### What you will do
Report every line in the listing that contains the string "Sample".

Stored entries:
------------------------------------------------------------------------

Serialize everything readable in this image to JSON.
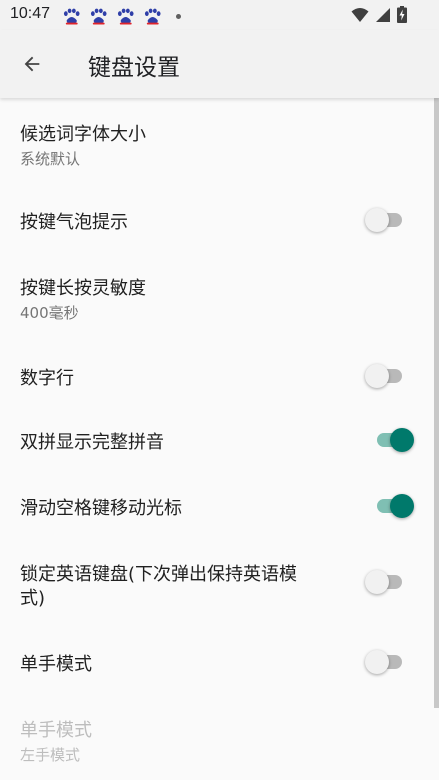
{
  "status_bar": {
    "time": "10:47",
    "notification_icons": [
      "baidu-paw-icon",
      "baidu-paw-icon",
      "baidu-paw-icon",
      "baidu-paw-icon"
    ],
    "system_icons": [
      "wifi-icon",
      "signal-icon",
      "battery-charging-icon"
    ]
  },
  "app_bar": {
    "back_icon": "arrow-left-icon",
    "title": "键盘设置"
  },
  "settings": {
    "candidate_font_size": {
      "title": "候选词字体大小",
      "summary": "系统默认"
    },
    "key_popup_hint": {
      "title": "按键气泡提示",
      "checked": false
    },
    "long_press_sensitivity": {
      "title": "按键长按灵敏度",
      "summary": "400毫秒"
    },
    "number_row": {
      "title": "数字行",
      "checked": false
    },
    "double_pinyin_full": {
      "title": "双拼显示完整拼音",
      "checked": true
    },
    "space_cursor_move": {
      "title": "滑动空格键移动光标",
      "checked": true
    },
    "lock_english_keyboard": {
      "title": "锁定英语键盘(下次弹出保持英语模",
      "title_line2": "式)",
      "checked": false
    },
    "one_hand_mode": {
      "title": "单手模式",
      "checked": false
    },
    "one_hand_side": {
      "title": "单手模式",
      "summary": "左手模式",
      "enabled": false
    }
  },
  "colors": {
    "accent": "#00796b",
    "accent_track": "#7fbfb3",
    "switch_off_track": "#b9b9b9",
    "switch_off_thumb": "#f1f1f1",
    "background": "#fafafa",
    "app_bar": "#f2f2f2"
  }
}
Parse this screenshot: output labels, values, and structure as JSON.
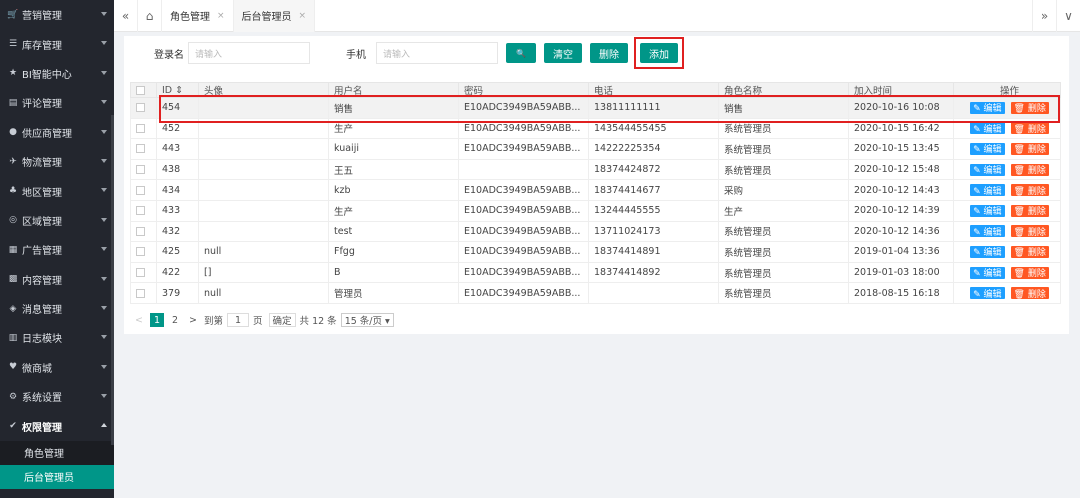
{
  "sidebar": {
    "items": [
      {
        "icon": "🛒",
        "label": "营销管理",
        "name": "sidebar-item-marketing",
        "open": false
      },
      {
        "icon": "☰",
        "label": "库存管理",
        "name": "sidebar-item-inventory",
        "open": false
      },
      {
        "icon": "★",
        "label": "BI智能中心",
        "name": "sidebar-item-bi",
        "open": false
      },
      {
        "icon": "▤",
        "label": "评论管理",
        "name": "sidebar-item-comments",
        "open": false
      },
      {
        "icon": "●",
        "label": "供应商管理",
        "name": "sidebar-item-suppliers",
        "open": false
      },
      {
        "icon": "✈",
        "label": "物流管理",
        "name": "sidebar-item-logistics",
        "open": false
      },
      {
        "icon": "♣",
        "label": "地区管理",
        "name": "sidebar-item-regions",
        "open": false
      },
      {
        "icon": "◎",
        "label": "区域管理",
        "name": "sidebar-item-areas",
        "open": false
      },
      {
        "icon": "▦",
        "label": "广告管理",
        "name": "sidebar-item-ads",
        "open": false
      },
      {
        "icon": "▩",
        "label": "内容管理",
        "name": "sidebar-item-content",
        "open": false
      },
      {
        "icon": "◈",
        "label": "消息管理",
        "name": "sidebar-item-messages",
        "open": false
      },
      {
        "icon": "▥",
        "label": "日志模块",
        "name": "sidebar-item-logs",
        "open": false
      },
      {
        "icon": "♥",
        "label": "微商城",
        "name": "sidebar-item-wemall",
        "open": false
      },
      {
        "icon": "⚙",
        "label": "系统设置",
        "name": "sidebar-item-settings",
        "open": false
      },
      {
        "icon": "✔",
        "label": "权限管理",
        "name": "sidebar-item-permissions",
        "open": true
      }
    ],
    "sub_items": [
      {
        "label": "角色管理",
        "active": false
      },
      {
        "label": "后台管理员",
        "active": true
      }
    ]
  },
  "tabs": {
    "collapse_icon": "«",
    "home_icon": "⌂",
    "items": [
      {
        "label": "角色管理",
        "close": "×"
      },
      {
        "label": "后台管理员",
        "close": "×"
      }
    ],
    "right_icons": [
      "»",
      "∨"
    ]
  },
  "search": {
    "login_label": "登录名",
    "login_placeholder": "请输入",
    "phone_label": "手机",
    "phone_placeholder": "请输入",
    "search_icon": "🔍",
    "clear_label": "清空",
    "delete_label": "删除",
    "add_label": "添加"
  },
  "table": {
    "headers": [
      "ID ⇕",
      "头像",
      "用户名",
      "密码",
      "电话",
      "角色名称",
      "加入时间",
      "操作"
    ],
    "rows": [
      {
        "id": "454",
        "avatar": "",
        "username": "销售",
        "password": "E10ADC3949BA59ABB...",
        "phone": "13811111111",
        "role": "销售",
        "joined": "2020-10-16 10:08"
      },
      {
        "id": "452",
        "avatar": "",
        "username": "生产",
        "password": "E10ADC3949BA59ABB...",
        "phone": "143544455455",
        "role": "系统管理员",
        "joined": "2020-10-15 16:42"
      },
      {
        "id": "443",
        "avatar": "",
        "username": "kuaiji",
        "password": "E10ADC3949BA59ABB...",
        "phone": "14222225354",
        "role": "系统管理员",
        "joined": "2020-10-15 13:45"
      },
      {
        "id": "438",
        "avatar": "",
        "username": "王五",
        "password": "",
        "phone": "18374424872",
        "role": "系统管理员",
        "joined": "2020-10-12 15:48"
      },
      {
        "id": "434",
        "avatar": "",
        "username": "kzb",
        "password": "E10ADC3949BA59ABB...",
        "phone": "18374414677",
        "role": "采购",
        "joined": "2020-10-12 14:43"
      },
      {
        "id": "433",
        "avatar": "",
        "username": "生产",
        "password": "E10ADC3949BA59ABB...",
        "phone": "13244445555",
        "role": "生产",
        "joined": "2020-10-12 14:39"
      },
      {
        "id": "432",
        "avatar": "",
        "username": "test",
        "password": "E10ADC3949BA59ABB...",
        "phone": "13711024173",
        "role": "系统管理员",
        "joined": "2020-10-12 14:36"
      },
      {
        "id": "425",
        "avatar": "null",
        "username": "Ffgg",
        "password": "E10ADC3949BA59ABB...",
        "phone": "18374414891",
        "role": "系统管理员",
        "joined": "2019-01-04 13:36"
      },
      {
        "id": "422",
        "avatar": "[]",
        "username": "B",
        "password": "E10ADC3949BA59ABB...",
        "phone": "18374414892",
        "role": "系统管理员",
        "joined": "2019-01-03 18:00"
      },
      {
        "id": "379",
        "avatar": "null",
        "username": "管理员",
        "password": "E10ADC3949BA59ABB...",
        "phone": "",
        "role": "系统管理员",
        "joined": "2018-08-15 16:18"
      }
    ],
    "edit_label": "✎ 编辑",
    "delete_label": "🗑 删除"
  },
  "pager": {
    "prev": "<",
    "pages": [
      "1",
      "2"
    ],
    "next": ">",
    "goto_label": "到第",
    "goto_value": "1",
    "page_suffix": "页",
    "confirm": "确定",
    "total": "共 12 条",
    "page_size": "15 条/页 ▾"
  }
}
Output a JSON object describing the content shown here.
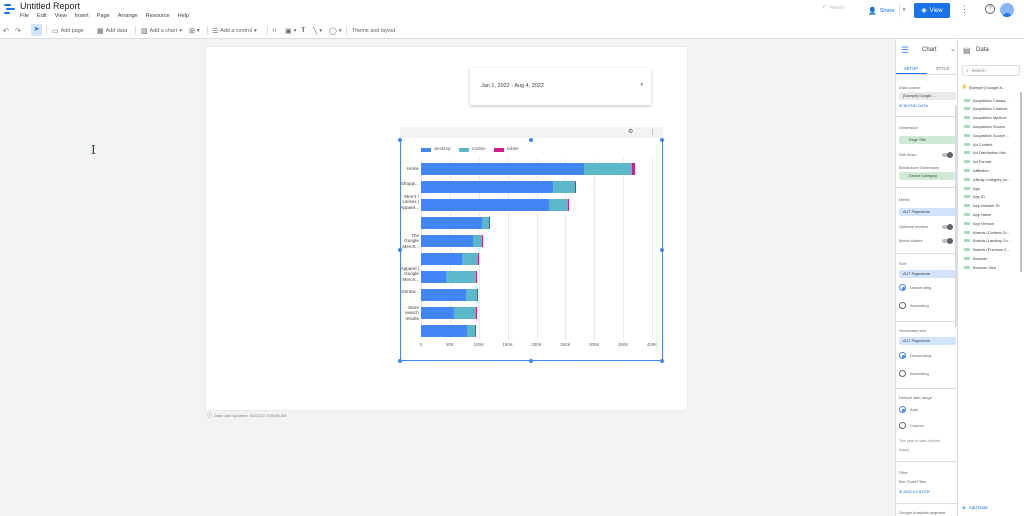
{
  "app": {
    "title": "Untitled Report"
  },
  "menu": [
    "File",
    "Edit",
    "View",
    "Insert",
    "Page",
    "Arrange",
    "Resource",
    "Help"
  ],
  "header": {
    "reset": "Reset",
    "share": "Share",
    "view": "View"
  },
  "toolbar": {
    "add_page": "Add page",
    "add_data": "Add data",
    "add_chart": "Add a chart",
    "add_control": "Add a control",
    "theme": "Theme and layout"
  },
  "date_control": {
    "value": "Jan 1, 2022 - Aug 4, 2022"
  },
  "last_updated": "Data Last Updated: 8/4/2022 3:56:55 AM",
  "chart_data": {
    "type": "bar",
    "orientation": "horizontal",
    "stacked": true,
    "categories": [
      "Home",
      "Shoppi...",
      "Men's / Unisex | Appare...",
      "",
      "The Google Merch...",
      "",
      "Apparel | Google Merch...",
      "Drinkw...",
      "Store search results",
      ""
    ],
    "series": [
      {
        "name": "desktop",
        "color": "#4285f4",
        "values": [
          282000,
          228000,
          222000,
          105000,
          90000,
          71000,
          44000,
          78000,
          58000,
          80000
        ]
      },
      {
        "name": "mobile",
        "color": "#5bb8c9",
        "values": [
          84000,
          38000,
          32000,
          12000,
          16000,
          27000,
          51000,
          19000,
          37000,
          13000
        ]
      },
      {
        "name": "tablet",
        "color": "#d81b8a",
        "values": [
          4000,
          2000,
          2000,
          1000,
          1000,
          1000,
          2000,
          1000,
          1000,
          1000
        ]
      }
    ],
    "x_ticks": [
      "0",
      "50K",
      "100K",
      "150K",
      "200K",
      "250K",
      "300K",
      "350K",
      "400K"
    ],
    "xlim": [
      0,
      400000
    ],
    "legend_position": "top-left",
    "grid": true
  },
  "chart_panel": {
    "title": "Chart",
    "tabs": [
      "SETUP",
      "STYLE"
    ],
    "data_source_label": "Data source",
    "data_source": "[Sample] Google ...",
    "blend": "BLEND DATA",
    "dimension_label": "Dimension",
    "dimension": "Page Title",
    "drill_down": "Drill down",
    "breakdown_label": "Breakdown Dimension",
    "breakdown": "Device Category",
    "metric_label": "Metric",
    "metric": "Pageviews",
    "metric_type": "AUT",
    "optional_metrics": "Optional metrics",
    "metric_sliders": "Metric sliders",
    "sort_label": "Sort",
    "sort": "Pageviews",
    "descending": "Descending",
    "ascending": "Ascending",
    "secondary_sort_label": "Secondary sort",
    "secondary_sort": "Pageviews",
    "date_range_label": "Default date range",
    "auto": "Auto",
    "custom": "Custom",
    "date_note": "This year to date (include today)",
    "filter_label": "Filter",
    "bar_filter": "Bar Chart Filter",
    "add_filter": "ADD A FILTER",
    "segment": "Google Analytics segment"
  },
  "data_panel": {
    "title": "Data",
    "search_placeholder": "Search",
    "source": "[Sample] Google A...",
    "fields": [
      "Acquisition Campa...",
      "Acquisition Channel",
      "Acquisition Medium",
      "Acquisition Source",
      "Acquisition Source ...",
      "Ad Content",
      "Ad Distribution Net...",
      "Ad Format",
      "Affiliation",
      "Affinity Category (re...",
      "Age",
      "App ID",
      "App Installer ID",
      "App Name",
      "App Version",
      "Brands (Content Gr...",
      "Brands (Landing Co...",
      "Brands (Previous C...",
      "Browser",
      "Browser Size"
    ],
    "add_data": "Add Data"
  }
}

------------------------------------------------------------------------

### Exercise solution
    "data_source": "[Sample] Google ...",
    "source": "[Sample] Google A...",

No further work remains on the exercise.